[Collected data entries]
##########
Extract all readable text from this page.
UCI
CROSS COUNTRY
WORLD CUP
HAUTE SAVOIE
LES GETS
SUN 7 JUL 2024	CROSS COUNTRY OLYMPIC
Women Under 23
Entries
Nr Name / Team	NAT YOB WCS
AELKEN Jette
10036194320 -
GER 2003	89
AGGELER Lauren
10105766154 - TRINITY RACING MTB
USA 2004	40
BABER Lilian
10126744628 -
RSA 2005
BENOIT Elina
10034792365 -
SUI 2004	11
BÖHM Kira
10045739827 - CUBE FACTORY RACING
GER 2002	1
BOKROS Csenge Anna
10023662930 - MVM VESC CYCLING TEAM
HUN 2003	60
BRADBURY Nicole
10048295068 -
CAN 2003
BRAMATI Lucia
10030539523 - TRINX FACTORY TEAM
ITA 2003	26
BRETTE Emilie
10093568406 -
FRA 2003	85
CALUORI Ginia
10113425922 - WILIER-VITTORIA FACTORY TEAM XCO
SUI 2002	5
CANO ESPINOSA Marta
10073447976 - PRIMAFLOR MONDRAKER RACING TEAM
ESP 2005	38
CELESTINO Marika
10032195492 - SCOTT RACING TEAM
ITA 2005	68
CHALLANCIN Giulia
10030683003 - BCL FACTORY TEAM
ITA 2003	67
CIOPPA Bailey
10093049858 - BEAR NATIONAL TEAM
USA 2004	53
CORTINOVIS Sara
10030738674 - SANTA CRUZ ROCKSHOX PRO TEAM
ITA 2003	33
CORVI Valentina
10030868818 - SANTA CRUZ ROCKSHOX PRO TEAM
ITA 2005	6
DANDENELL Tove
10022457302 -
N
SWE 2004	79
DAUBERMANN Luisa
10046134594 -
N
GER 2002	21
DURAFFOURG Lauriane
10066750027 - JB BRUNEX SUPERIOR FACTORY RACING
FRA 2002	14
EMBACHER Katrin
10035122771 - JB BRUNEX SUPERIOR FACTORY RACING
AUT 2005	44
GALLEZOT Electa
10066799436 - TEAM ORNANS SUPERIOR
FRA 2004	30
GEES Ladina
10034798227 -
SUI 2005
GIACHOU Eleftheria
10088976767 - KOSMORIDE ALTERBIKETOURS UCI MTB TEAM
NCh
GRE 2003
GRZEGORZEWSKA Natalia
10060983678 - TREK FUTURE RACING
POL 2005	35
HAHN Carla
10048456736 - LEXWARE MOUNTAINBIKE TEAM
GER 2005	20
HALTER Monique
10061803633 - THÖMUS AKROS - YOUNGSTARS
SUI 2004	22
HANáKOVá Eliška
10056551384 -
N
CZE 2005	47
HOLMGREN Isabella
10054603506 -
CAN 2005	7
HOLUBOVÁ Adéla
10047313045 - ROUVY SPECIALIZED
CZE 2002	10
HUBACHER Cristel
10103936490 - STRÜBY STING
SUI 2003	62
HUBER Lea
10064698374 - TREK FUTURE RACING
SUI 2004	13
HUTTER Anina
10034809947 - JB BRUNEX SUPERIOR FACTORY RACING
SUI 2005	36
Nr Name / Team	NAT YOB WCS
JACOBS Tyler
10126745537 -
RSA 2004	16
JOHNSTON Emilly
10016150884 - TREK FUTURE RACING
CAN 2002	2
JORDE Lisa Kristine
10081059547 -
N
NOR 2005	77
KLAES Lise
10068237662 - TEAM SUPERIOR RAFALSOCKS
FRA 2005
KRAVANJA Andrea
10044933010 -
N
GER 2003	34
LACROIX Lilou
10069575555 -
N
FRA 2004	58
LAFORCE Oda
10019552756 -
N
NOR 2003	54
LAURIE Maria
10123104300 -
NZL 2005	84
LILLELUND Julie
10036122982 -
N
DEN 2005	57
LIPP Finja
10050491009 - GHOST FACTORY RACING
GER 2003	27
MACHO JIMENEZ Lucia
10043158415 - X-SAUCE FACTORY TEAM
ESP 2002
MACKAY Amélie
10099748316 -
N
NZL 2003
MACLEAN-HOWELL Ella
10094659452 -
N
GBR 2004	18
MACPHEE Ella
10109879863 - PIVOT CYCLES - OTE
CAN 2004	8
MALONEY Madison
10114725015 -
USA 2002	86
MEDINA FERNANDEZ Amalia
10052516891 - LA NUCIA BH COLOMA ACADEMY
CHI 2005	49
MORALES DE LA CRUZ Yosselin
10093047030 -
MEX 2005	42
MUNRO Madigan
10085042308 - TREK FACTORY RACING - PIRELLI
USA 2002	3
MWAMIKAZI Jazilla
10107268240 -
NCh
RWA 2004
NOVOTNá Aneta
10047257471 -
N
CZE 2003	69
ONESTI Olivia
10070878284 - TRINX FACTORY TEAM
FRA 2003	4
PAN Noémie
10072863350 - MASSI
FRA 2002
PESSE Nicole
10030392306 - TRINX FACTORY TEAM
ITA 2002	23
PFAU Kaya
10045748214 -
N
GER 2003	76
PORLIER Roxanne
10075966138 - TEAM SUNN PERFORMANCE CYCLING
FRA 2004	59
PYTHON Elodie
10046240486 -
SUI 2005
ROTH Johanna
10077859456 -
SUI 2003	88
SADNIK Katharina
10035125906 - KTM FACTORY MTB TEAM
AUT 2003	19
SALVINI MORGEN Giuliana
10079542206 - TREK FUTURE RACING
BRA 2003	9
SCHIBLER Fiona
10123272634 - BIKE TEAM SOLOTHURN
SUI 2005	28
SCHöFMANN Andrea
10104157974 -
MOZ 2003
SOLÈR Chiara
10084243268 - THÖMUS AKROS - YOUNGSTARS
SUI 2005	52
##########
#### Brief:
Return the lines of the records that include the string "YOUNGSTARS".

#### Exercise solution:
10061803633 - THÖMUS AKROS - YOUNGSTARS
10084243268 - THÖMUS AKROS - YOUNGSTARS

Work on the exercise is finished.